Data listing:
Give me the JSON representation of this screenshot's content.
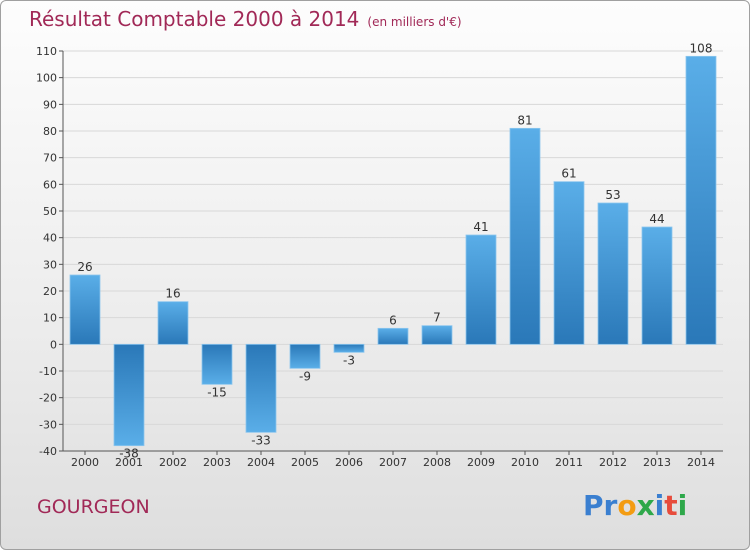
{
  "header": {
    "title": "Résultat Comptable 2000 à 2014",
    "subtitle": "(en milliers d'€)"
  },
  "footer": {
    "commune": "GOURGEON",
    "logo": "Proxiti"
  },
  "colors": {
    "title": "#a12957",
    "bar_light": "#5aaee8",
    "bar_dark": "#2a78b8",
    "grid": "#d8d8d8"
  },
  "chart_data": {
    "type": "bar",
    "title": "Résultat Comptable 2000 à 2014",
    "subtitle": "(en milliers d'€)",
    "xlabel": "",
    "ylabel": "",
    "categories": [
      "2000",
      "2001",
      "2002",
      "2003",
      "2004",
      "2005",
      "2006",
      "2007",
      "2008",
      "2009",
      "2010",
      "2011",
      "2012",
      "2013",
      "2014"
    ],
    "values": [
      26,
      -38,
      16,
      -15,
      -33,
      -9,
      -3,
      6,
      7,
      41,
      81,
      61,
      53,
      44,
      108
    ],
    "ylim": [
      -40,
      110
    ],
    "yticks": [
      -40,
      -30,
      -20,
      -10,
      0,
      10,
      20,
      30,
      40,
      50,
      60,
      70,
      80,
      90,
      100,
      110
    ],
    "grid": true,
    "legend": "none"
  }
}
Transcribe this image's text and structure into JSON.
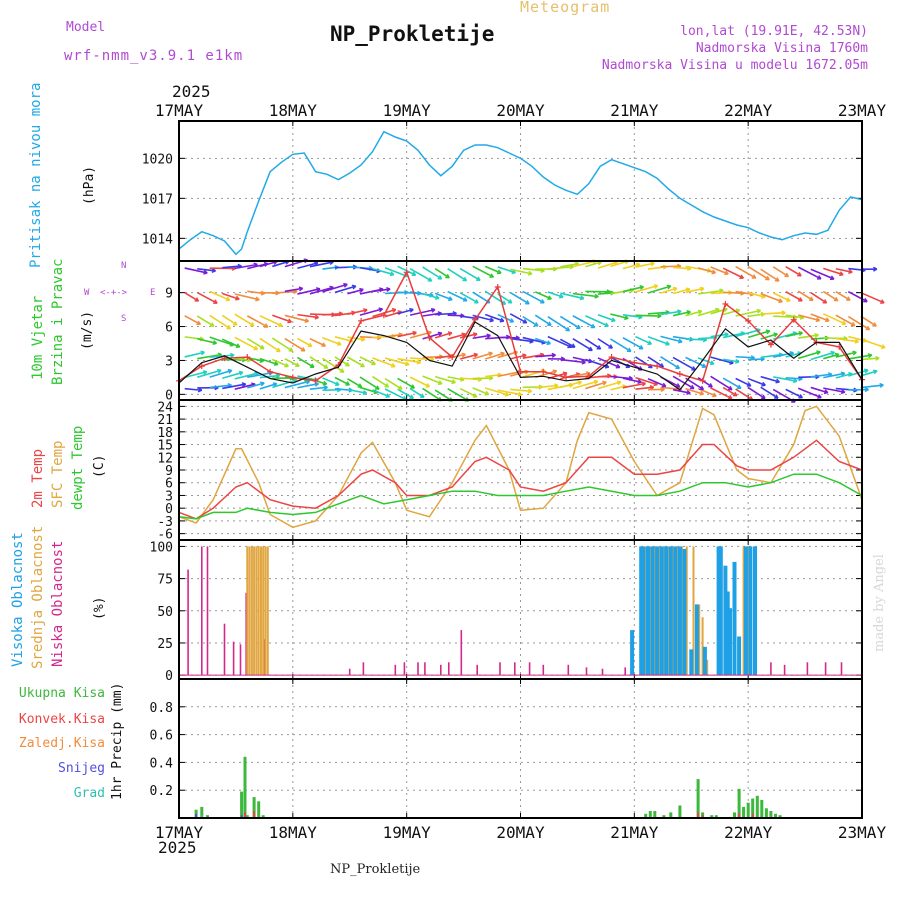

WHAT YOU SHOULD DO: Reproduce the whole listing exactly, but not the images in it.

WRITTEN RESPONSE:
Give me the JSON representation of this screenshot's content.
{
  "header": {
    "title": "Résultat Comptable 2000 à 2014",
    "subtitle": "(en milliers d'€)"
  },
  "footer": {
    "commune": "GOURGEON",
    "logo": "Proxiti"
  },
  "colors": {
    "title": "#a12957",
    "bar_light": "#5aaee8",
    "bar_dark": "#2a78b8",
    "grid": "#d8d8d8"
  },
  "chart_data": {
    "type": "bar",
    "title": "Résultat Comptable 2000 à 2014",
    "subtitle": "(en milliers d'€)",
    "xlabel": "",
    "ylabel": "",
    "categories": [
      "2000",
      "2001",
      "2002",
      "2003",
      "2004",
      "2005",
      "2006",
      "2007",
      "2008",
      "2009",
      "2010",
      "2011",
      "2012",
      "2013",
      "2014"
    ],
    "values": [
      26,
      -38,
      16,
      -15,
      -33,
      -9,
      -3,
      6,
      7,
      41,
      81,
      61,
      53,
      44,
      108
    ],
    "ylim": [
      -40,
      110
    ],
    "yticks": [
      -40,
      -30,
      -20,
      -10,
      0,
      10,
      20,
      30,
      40,
      50,
      60,
      70,
      80,
      90,
      100,
      110
    ],
    "grid": true,
    "legend": "none"
  }
}
Transcribe this image's text and structure into JSON.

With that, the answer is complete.